SET PROBLEM: Tally up the lines carrying the string "this" and respond with only the resulting number.

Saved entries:

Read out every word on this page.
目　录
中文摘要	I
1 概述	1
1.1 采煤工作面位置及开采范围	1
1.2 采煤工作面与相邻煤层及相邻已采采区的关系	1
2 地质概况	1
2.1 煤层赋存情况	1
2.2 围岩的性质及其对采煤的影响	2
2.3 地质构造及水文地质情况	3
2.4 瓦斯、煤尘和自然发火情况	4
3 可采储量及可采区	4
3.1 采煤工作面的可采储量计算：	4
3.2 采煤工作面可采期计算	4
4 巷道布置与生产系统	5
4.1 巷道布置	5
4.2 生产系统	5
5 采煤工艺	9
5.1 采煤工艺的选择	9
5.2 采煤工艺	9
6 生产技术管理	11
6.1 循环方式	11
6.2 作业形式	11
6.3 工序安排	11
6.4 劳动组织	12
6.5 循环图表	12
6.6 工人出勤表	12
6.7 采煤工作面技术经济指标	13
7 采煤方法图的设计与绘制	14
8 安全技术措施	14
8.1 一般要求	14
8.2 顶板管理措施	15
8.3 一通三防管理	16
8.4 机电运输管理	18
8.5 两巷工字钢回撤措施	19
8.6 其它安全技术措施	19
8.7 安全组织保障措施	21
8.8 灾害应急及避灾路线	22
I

==

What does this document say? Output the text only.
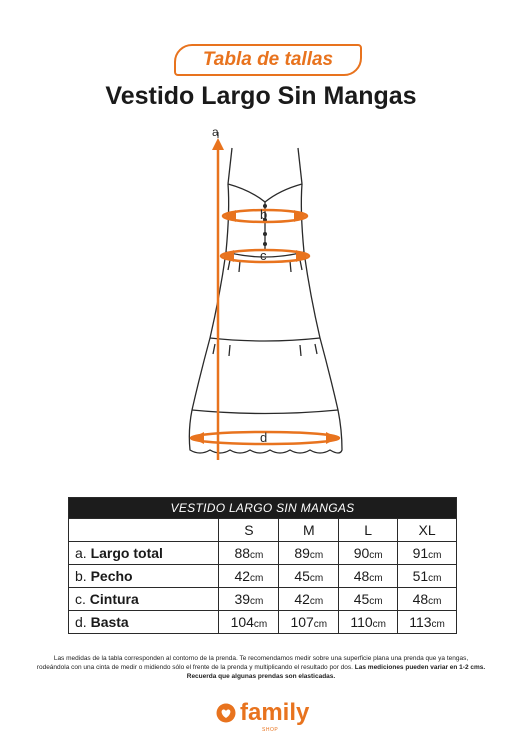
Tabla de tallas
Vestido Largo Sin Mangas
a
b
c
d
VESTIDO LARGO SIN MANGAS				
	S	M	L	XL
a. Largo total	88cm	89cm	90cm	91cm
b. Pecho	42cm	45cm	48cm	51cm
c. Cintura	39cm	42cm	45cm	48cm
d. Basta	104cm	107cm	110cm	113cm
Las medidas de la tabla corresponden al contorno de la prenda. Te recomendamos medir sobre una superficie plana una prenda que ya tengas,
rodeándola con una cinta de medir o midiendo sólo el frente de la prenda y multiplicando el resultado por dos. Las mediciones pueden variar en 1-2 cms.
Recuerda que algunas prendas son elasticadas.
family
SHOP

RESULT OF THE EXERCISE: 2